Task brief
Which lines include the word "produced"? Copy each of them.

Entries from a dataset:
==*==
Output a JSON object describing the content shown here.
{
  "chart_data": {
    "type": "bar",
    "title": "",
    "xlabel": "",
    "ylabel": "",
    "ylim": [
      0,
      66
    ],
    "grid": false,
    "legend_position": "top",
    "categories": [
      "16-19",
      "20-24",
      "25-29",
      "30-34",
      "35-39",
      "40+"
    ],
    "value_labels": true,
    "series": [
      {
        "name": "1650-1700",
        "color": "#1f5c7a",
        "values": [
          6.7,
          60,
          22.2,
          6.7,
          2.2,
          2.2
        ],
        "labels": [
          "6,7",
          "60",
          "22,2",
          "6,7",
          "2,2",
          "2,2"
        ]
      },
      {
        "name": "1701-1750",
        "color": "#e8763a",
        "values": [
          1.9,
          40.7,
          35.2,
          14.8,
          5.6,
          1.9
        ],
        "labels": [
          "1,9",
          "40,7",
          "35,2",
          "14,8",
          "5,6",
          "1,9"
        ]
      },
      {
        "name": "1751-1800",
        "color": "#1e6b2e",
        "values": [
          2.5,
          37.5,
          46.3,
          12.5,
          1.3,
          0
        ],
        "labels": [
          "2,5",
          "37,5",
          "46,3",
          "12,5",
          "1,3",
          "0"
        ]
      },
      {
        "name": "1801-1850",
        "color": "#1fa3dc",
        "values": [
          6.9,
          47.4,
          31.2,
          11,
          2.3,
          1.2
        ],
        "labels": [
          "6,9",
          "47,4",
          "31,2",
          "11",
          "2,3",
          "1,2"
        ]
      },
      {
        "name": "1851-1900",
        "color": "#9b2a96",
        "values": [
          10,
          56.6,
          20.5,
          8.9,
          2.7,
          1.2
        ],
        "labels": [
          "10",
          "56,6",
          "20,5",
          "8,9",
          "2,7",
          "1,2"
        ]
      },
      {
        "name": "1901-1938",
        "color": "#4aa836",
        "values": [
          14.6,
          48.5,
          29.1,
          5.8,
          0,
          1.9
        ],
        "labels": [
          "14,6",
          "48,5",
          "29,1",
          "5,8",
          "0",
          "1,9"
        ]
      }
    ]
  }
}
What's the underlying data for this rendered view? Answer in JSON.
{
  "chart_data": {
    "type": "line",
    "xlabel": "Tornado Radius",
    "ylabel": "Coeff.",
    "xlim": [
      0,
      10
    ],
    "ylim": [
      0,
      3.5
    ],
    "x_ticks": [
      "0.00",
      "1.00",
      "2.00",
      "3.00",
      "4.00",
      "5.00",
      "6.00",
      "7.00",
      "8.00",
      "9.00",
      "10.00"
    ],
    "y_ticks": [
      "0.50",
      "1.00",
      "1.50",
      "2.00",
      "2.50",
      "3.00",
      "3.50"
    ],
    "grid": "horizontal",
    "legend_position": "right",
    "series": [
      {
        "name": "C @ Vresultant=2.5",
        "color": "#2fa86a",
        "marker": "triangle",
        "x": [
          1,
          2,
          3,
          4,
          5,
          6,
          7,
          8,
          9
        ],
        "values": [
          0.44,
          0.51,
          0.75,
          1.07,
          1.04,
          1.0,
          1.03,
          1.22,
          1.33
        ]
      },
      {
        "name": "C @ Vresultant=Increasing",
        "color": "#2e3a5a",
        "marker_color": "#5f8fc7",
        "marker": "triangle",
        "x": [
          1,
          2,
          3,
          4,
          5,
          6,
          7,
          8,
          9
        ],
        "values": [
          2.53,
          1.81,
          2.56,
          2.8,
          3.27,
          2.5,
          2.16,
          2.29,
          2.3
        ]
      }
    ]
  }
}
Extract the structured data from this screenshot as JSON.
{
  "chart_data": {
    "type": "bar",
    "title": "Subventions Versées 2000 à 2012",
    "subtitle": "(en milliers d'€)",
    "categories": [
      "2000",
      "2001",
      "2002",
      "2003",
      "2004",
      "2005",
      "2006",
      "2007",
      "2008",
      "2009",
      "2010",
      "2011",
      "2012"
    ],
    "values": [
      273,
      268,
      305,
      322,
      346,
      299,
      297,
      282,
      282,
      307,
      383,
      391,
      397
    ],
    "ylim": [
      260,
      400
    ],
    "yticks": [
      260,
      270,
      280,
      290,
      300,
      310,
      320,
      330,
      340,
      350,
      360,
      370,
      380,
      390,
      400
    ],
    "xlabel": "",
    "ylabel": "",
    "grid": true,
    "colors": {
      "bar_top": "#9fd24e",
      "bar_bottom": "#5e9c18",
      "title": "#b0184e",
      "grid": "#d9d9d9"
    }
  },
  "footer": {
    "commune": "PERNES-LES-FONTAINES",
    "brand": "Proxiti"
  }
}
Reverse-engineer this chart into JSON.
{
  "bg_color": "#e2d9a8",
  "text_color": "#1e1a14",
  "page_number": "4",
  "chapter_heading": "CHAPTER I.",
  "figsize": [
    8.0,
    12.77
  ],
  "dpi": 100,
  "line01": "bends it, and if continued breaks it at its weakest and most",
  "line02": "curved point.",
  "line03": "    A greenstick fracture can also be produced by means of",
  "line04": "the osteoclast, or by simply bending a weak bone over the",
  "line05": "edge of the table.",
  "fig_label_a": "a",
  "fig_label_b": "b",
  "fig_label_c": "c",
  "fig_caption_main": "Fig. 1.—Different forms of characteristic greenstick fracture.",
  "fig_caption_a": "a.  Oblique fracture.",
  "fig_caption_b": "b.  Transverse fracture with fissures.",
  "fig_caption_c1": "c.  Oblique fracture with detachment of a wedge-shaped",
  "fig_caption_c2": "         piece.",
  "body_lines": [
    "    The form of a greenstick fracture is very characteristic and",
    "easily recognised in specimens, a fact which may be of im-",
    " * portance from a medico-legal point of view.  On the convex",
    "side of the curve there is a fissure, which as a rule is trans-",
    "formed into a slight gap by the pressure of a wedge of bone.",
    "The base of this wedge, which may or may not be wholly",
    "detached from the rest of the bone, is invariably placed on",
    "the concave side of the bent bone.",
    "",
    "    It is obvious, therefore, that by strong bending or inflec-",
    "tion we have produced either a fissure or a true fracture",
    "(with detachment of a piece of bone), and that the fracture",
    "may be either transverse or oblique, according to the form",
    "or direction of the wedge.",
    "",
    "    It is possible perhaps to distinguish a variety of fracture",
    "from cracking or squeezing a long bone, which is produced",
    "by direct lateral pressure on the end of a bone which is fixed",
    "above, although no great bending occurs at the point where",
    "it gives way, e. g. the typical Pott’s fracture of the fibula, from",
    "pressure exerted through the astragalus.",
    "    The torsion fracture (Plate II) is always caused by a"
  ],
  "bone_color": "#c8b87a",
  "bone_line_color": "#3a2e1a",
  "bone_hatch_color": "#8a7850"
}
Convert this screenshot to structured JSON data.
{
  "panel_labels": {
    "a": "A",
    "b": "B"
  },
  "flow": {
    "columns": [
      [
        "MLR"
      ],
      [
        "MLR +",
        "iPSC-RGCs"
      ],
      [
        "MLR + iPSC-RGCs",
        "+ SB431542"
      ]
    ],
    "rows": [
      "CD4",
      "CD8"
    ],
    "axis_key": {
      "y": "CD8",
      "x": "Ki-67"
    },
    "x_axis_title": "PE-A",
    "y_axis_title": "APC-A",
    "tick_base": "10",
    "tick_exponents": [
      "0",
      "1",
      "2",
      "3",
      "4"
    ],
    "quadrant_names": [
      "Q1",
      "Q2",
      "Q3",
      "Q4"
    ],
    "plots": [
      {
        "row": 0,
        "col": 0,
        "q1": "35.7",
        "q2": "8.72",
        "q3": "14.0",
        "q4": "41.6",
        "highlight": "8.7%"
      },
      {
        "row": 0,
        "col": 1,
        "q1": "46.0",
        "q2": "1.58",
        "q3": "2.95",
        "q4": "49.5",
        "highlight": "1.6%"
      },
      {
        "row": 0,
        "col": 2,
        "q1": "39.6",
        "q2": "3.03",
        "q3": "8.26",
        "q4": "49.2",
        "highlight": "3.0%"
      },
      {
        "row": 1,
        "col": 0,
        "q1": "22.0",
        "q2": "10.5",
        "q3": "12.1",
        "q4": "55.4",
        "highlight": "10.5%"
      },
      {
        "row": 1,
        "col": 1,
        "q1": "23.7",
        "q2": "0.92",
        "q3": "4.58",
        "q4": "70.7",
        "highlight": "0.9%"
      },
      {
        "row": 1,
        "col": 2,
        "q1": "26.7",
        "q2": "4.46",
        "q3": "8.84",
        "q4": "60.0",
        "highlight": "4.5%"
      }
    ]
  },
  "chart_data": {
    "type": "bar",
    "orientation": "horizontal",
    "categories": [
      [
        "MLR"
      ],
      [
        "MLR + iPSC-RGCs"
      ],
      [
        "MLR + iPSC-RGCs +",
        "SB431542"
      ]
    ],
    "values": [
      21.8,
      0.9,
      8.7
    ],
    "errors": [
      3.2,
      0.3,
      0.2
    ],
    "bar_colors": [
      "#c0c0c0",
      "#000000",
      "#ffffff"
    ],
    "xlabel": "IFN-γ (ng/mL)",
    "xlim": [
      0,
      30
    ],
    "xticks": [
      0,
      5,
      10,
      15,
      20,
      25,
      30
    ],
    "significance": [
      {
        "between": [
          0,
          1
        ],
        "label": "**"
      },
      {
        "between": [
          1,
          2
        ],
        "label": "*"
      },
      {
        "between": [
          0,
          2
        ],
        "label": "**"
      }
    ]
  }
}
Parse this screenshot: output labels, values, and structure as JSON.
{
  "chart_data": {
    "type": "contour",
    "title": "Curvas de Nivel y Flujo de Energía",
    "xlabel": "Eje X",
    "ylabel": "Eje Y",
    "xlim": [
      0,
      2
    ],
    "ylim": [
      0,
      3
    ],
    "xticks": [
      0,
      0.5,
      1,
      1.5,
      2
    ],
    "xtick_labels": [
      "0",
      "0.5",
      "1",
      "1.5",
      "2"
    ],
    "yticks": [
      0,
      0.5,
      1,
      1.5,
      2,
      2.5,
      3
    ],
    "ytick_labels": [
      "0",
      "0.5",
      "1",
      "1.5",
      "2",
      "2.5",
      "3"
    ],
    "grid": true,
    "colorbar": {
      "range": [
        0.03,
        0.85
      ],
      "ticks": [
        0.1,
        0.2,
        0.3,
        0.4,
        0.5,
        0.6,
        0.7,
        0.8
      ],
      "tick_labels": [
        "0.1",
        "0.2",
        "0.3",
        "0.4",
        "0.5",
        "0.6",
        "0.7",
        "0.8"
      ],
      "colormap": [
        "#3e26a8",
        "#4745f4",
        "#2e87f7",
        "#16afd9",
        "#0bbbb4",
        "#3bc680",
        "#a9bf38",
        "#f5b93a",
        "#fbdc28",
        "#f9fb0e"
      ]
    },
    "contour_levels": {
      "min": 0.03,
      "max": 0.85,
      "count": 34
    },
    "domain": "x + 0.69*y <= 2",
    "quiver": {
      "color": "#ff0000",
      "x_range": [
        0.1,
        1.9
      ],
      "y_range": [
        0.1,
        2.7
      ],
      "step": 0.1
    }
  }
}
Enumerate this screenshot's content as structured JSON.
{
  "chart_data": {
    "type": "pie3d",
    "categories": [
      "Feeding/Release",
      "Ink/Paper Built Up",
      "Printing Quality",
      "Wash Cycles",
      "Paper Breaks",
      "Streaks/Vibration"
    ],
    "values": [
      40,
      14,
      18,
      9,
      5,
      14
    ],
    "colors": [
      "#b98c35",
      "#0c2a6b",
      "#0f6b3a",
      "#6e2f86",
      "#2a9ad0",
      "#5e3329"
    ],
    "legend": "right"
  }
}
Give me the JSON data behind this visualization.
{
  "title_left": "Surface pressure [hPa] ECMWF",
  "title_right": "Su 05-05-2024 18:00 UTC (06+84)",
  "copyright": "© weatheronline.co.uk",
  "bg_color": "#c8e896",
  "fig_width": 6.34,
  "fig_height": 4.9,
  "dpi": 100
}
==*==
Output of the exercise
  "line03": "    A greenstick fracture can also be produced by means of",
    "tion we have produced either a fissure or a true fracture",
    "from cracking or squeezing a long bone, which is produced",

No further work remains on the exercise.